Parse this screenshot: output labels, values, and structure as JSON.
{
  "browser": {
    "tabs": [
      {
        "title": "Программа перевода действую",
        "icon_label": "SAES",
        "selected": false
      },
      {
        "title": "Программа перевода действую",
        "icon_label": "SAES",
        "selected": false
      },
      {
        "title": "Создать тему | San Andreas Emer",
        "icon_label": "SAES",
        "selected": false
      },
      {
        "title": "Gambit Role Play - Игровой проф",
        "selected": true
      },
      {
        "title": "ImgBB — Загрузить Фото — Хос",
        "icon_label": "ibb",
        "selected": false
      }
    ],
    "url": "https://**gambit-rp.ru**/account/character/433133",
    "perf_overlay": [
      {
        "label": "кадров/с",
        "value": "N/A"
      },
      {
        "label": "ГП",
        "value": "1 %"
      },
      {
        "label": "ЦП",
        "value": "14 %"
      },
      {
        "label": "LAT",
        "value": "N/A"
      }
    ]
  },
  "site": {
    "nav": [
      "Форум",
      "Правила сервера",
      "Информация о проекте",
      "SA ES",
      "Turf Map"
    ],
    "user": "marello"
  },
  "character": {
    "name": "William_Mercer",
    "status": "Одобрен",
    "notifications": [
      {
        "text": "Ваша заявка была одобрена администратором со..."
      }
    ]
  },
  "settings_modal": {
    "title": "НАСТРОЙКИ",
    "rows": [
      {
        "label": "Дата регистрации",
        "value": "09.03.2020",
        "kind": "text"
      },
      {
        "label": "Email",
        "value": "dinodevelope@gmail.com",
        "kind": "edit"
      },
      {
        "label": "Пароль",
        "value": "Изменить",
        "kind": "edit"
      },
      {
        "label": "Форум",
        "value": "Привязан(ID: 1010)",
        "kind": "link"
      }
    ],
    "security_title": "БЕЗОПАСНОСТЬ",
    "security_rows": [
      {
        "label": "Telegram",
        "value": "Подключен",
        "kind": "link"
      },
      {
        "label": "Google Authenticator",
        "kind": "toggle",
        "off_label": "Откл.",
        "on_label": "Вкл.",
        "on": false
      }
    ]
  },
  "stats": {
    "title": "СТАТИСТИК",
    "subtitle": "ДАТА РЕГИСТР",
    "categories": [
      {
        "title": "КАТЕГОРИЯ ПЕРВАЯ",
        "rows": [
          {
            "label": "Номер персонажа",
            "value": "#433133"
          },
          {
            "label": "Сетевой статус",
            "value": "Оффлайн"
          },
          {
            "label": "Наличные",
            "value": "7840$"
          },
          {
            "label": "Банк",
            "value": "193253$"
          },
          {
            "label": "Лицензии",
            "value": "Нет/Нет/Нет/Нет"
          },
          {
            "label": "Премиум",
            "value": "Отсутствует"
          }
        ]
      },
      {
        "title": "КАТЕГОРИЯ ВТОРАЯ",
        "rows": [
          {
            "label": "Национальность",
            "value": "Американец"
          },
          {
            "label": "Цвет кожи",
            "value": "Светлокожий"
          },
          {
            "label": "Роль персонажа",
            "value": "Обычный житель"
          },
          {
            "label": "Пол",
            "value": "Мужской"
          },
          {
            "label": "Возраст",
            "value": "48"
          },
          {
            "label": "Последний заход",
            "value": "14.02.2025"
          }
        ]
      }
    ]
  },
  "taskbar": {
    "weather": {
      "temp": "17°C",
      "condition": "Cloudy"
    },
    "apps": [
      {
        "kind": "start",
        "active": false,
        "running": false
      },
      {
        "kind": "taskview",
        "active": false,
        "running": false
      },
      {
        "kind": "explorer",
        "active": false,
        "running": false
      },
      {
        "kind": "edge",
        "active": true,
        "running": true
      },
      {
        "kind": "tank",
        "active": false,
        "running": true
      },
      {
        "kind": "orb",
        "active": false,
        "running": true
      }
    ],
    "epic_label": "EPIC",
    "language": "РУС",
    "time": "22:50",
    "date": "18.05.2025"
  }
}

□ □ □

Extract every line above that contains the word "text".

> **RESPONSE TO THIS EXERCISE**:
        "text": "Ваша заявка была одобрена администратором со..."
        "kind": "text"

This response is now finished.